◆ **What is needed**:
Print the records again, character for character.

* START Information provided *

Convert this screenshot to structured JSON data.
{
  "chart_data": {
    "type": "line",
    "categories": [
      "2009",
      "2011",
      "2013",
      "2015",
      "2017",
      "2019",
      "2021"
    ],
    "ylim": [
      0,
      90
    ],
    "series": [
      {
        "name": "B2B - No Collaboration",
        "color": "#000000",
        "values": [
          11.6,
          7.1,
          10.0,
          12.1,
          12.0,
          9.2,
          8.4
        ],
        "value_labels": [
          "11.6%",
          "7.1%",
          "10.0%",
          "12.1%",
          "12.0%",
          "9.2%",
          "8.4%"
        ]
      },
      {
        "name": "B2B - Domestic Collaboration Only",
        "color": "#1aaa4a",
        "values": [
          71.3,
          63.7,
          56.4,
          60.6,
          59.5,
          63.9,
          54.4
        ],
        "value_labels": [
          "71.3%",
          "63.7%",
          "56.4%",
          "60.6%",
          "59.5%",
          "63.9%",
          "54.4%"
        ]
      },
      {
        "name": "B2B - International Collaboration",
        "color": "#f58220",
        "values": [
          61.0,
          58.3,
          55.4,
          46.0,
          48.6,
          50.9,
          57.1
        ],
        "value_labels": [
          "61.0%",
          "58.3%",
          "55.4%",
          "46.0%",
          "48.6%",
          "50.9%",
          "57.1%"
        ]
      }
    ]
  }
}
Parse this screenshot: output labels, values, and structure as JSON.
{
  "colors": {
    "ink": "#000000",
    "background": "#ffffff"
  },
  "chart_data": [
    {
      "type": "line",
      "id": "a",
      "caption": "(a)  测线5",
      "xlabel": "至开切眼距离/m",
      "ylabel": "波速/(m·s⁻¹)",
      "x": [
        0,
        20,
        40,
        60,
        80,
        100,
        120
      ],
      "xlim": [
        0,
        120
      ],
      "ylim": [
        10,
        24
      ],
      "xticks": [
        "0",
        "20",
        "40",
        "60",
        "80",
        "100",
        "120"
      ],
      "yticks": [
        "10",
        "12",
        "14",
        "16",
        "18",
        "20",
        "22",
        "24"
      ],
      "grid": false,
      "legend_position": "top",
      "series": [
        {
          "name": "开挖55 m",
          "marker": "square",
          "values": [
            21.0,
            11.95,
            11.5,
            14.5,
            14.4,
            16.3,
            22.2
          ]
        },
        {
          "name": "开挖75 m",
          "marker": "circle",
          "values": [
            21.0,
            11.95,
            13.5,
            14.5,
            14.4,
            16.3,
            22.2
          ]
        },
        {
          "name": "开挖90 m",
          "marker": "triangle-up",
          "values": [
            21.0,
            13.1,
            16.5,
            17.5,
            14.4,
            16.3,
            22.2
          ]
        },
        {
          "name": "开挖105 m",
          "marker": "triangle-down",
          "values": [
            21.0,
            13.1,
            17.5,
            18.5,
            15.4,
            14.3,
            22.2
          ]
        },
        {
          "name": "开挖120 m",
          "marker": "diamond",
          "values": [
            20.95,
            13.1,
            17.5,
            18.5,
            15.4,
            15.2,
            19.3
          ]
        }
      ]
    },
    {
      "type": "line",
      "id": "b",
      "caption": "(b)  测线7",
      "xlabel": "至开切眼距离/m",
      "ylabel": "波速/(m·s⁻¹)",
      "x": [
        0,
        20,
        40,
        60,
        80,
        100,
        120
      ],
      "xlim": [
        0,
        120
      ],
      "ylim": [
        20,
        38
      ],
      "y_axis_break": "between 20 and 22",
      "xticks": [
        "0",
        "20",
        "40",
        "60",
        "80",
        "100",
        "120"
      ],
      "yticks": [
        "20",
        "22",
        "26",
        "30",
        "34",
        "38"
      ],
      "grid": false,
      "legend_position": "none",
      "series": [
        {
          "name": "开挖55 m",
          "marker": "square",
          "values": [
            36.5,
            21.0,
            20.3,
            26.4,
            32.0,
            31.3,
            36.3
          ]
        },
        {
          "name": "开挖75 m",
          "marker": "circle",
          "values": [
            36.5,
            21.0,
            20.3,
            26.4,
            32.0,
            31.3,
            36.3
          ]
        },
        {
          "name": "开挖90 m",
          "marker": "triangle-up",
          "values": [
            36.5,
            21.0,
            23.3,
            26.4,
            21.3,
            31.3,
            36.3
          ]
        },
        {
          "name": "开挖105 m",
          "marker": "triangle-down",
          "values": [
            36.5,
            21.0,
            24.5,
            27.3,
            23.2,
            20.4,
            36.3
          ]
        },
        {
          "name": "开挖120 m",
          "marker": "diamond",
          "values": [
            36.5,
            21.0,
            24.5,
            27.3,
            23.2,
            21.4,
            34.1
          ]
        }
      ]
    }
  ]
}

* END Information provided *

◆ **Solution below**:
Convert this screenshot to structured JSON data.
{
  "chart_data": {
    "type": "line",
    "categories": [
      "2009",
      "2011",
      "2013",
      "2015",
      "2017",
      "2019",
      "2021"
    ],
    "ylim": [
      0,
      90
    ],
    "series": [
      {
        "name": "B2B - No Collaboration",
        "color": "#000000",
        "values": [
          11.6,
          7.1,
          10.0,
          12.1,
          12.0,
          9.2,
          8.4
        ],
        "value_labels": [
          "11.6%",
          "7.1%",
          "10.0%",
          "12.1%",
          "12.0%",
          "9.2%",
          "8.4%"
        ]
      },
      {
        "name": "B2B - Domestic Collaboration Only",
        "color": "#1aaa4a",
        "values": [
          71.3,
          63.7,
          56.4,
          60.6,
          59.5,
          63.9,
          54.4
        ],
        "value_labels": [
          "71.3%",
          "63.7%",
          "56.4%",
          "60.6%",
          "59.5%",
          "63.9%",
          "54.4%"
        ]
      },
      {
        "name": "B2B - International Collaboration",
        "color": "#f58220",
        "values": [
          61.0,
          58.3,
          55.4,
          46.0,
          48.6,
          50.9,
          57.1
        ],
        "value_labels": [
          "61.0%",
          "58.3%",
          "55.4%",
          "46.0%",
          "48.6%",
          "50.9%",
          "57.1%"
        ]
      }
    ]
  }
}
Parse this screenshot: output labels, values, and structure as JSON.
{
  "colors": {
    "ink": "#000000",
    "background": "#ffffff"
  },
  "chart_data": [
    {
      "type": "line",
      "id": "a",
      "caption": "(a)  测线5",
      "xlabel": "至开切眼距离/m",
      "ylabel": "波速/(m·s⁻¹)",
      "x": [
        0,
        20,
        40,
        60,
        80,
        100,
        120
      ],
      "xlim": [
        0,
        120
      ],
      "ylim": [
        10,
        24
      ],
      "xticks": [
        "0",
        "20",
        "40",
        "60",
        "80",
        "100",
        "120"
      ],
      "yticks": [
        "10",
        "12",
        "14",
        "16",
        "18",
        "20",
        "22",
        "24"
      ],
      "grid": false,
      "legend_position": "top",
      "series": [
        {
          "name": "开挖55 m",
          "marker": "square",
          "values": [
            21.0,
            11.95,
            11.5,
            14.5,
            14.4,
            16.3,
            22.2
          ]
        },
        {
          "name": "开挖75 m",
          "marker": "circle",
          "values": [
            21.0,
            11.95,
            13.5,
            14.5,
            14.4,
            16.3,
            22.2
          ]
        },
        {
          "name": "开挖90 m",
          "marker": "triangle-up",
          "values": [
            21.0,
            13.1,
            16.5,
            17.5,
            14.4,
            16.3,
            22.2
          ]
        },
        {
          "name": "开挖105 m",
          "marker": "triangle-down",
          "values": [
            21.0,
            13.1,
            17.5,
            18.5,
            15.4,
            14.3,
            22.2
          ]
        },
        {
          "name": "开挖120 m",
          "marker": "diamond",
          "values": [
            20.95,
            13.1,
            17.5,
            18.5,
            15.4,
            15.2,
            19.3
          ]
        }
      ]
    },
    {
      "type": "line",
      "id": "b",
      "caption": "(b)  测线7",
      "xlabel": "至开切眼距离/m",
      "ylabel": "波速/(m·s⁻¹)",
      "x": [
        0,
        20,
        40,
        60,
        80,
        100,
        120
      ],
      "xlim": [
        0,
        120
      ],
      "ylim": [
        20,
        38
      ],
      "y_axis_break": "between 20 and 22",
      "xticks": [
        "0",
        "20",
        "40",
        "60",
        "80",
        "100",
        "120"
      ],
      "yticks": [
        "20",
        "22",
        "26",
        "30",
        "34",
        "38"
      ],
      "grid": false,
      "legend_position": "none",
      "series": [
        {
          "name": "开挖55 m",
          "marker": "square",
          "values": [
            36.5,
            21.0,
            20.3,
            26.4,
            32.0,
            31.3,
            36.3
          ]
        },
        {
          "name": "开挖75 m",
          "marker": "circle",
          "values": [
            36.5,
            21.0,
            20.3,
            26.4,
            32.0,
            31.3,
            36.3
          ]
        },
        {
          "name": "开挖90 m",
          "marker": "triangle-up",
          "values": [
            36.5,
            21.0,
            23.3,
            26.4,
            21.3,
            31.3,
            36.3
          ]
        },
        {
          "name": "开挖105 m",
          "marker": "triangle-down",
          "values": [
            36.5,
            21.0,
            24.5,
            27.3,
            23.2,
            20.4,
            36.3
          ]
        },
        {
          "name": "开挖120 m",
          "marker": "diamond",
          "values": [
            36.5,
            21.0,
            24.5,
            27.3,
            23.2,
            21.4,
            34.1
          ]
        }
      ]
    }
  ]
}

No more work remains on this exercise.